Collected data entries:
-- begin --
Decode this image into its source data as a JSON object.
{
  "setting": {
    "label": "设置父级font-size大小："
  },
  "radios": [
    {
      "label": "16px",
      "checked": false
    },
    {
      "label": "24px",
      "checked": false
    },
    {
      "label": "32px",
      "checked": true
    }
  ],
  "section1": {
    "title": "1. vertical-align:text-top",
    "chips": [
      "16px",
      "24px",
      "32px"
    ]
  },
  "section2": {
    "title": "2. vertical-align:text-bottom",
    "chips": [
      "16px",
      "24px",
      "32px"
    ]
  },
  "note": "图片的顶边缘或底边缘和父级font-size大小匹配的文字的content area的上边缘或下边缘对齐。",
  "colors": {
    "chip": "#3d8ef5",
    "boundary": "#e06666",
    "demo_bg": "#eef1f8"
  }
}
-- end --
Within the listing above, copy each line that has the string "label".

▶ _PROBLEM SOLUTION_
    "label": "设置父级font-size大小："
      "label": "16px",
      "label": "24px",
      "label": "32px",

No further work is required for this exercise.